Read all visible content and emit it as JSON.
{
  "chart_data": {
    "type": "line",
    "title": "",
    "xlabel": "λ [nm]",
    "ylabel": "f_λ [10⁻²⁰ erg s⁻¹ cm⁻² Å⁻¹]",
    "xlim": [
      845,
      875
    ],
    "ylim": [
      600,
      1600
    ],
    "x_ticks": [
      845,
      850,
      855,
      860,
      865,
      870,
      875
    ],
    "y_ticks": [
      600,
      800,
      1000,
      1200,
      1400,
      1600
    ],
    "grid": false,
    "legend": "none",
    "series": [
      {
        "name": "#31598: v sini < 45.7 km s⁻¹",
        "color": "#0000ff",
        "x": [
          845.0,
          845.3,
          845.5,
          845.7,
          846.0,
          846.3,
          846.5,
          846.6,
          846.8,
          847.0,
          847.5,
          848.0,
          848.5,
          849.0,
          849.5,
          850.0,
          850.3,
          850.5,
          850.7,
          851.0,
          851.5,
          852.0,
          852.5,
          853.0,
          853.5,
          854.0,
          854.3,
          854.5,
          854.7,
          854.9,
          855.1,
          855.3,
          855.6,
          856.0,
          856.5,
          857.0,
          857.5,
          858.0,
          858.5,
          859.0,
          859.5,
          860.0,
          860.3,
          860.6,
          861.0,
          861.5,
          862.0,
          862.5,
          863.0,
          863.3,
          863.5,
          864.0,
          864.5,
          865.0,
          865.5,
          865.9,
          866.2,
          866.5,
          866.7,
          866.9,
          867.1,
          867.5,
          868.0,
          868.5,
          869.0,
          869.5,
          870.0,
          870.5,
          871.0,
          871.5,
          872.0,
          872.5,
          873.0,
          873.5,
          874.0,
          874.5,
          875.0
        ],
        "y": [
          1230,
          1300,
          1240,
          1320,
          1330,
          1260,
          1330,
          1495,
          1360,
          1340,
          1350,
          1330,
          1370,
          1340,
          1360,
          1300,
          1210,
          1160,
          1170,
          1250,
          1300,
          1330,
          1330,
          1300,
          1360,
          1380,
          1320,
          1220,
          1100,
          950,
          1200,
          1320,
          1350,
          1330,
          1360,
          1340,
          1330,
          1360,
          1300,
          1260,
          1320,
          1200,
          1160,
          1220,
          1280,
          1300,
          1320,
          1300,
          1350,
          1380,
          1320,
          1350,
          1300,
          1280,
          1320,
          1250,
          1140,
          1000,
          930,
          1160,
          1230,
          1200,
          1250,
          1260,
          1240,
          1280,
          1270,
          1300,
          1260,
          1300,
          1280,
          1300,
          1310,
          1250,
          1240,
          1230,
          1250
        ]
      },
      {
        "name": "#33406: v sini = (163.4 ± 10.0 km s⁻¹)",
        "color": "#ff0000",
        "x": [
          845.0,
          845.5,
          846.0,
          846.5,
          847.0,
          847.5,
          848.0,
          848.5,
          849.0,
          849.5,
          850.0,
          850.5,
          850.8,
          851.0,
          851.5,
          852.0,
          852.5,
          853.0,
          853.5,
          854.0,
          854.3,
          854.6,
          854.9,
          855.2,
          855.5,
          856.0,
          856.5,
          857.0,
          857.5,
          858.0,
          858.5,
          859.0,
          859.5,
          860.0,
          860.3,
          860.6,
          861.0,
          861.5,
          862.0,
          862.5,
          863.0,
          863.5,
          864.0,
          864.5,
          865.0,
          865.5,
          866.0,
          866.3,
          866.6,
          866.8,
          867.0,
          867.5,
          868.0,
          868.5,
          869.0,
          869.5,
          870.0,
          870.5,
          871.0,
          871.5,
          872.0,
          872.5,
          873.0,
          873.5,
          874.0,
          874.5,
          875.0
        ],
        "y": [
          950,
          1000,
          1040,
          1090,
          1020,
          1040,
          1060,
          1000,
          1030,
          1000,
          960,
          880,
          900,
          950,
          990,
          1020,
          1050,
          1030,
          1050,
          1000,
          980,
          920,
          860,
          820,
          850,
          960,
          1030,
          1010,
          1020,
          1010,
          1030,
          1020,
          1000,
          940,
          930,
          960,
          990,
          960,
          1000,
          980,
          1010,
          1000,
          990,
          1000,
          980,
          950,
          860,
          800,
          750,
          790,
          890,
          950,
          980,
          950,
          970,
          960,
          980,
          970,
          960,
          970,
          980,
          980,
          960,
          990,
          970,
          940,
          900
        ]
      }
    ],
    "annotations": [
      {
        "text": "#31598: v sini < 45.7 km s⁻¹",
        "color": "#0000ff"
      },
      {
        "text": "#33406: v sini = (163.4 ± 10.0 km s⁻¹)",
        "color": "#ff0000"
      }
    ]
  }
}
==========
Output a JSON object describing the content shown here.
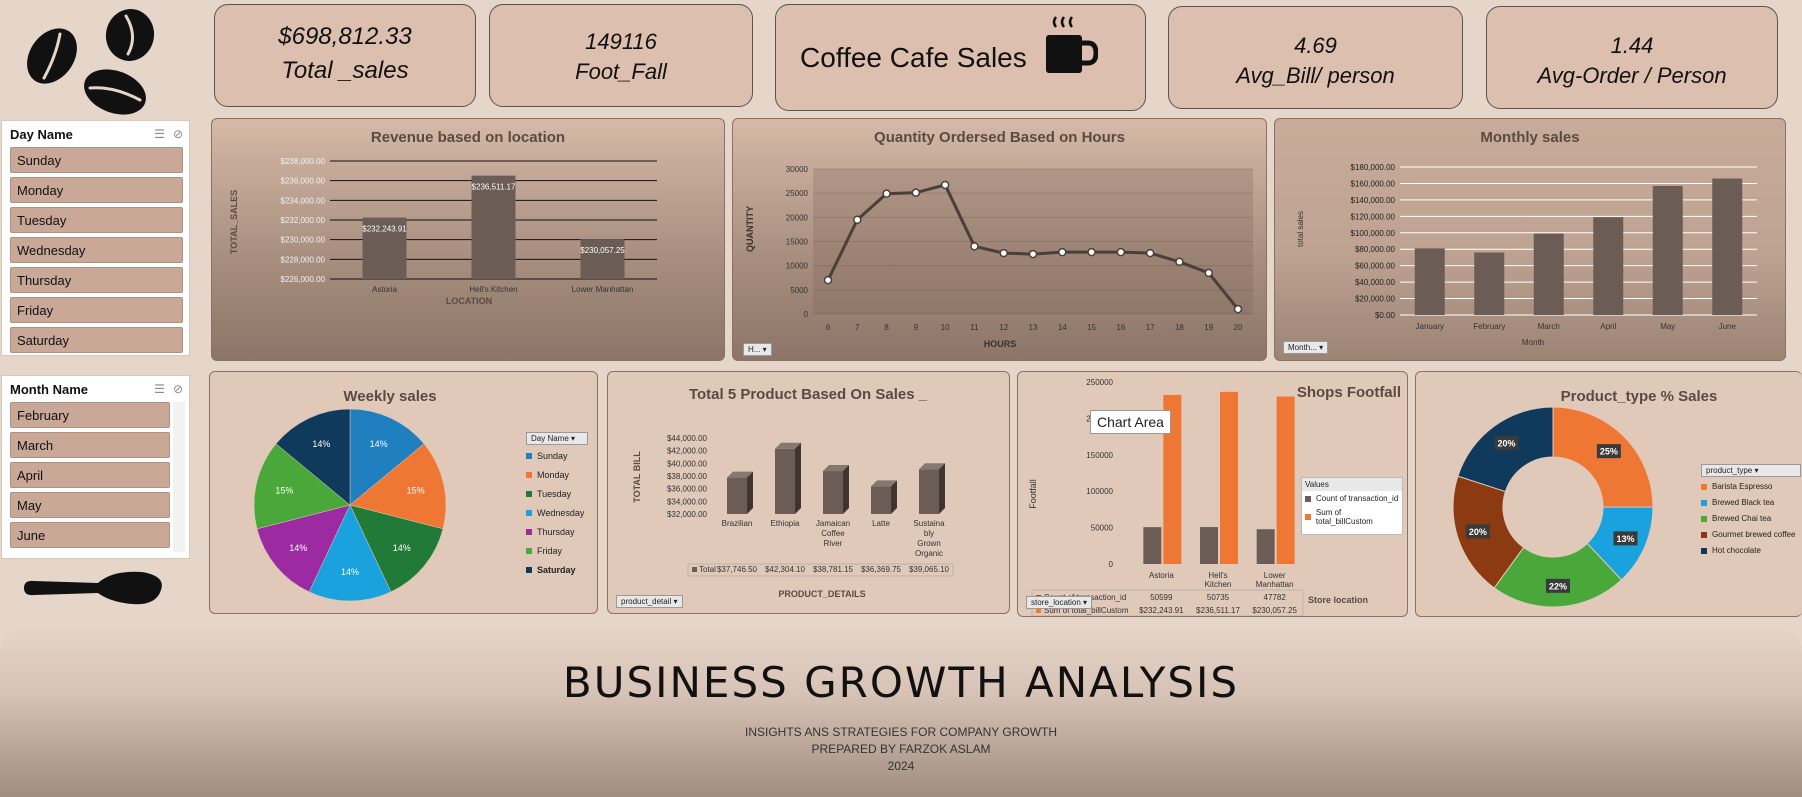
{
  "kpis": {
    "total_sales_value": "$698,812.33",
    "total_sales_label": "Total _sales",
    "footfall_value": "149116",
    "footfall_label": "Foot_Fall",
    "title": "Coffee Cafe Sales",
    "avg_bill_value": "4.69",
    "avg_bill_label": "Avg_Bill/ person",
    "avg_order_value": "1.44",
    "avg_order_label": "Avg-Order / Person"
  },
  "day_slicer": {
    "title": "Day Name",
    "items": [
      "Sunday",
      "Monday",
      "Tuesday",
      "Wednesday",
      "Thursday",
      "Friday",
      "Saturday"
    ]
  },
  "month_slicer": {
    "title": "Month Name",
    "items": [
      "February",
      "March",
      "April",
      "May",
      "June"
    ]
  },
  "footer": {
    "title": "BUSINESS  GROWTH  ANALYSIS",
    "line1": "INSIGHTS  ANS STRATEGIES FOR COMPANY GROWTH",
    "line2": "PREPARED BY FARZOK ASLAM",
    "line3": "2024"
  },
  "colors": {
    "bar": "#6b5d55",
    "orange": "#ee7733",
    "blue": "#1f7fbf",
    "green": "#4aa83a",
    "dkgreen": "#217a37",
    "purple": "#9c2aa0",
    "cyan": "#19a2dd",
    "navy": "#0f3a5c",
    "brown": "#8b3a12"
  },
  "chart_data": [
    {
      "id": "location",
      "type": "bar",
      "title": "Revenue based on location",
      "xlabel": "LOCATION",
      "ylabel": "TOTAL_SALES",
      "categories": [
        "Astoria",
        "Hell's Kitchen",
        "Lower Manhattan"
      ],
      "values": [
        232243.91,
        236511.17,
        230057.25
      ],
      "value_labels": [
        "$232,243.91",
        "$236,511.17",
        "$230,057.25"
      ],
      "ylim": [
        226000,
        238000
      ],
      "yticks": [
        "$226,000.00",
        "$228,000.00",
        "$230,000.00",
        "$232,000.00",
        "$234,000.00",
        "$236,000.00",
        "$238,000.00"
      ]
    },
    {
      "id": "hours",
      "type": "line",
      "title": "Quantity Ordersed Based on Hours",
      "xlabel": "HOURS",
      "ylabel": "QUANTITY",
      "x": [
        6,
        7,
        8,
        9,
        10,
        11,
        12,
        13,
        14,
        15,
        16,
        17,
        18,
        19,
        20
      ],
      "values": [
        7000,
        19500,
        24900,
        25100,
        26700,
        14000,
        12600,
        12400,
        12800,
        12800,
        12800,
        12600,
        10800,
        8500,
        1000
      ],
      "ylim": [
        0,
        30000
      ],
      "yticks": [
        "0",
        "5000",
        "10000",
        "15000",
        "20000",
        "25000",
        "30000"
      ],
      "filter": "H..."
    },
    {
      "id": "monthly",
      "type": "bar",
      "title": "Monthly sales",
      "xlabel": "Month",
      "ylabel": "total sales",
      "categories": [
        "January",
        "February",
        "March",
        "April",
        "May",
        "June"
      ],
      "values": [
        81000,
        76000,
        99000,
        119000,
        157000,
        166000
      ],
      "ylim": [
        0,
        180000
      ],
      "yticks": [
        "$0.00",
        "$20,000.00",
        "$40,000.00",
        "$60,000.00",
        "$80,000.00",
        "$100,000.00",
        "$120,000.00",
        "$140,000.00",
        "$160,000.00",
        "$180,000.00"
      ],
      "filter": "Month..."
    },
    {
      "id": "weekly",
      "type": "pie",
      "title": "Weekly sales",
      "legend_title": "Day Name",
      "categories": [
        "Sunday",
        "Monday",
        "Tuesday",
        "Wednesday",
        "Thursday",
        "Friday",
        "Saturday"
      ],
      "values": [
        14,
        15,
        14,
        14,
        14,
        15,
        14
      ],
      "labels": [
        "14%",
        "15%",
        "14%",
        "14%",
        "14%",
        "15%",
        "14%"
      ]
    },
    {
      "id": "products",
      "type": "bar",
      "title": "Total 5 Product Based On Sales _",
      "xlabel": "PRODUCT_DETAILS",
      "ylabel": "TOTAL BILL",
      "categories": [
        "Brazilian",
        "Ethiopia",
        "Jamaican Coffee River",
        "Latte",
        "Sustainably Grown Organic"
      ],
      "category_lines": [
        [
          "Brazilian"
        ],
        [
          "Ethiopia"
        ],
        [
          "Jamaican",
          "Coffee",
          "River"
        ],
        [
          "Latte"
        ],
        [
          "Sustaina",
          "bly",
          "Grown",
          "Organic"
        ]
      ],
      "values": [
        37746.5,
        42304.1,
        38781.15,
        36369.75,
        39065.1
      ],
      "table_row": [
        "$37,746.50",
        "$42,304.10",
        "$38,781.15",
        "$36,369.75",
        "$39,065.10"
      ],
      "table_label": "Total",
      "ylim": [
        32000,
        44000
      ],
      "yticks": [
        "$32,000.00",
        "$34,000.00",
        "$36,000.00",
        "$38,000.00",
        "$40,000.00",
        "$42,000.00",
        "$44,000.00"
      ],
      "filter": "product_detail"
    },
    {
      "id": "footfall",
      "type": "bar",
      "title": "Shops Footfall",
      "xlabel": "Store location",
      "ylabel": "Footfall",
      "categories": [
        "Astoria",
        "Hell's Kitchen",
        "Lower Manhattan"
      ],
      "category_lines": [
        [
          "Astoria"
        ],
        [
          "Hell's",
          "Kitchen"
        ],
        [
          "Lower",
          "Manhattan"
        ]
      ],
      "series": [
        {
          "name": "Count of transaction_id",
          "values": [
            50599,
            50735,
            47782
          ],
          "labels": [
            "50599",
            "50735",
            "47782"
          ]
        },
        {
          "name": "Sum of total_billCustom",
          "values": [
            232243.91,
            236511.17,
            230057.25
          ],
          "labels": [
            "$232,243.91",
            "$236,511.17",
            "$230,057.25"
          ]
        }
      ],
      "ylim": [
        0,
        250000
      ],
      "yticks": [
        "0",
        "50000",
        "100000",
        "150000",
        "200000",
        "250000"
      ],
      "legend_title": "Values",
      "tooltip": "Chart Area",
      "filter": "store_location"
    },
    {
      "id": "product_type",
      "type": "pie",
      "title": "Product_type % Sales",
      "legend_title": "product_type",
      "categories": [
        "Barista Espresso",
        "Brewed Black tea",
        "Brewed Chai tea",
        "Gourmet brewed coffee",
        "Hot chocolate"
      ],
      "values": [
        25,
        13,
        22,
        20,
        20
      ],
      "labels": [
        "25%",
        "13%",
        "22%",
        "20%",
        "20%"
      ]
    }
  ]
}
==========
*Short problem:* Show all lines in the entries above where the word "Organic" appears.

*Final result:*
        "Sustainably Grown Organic"
          "Organic"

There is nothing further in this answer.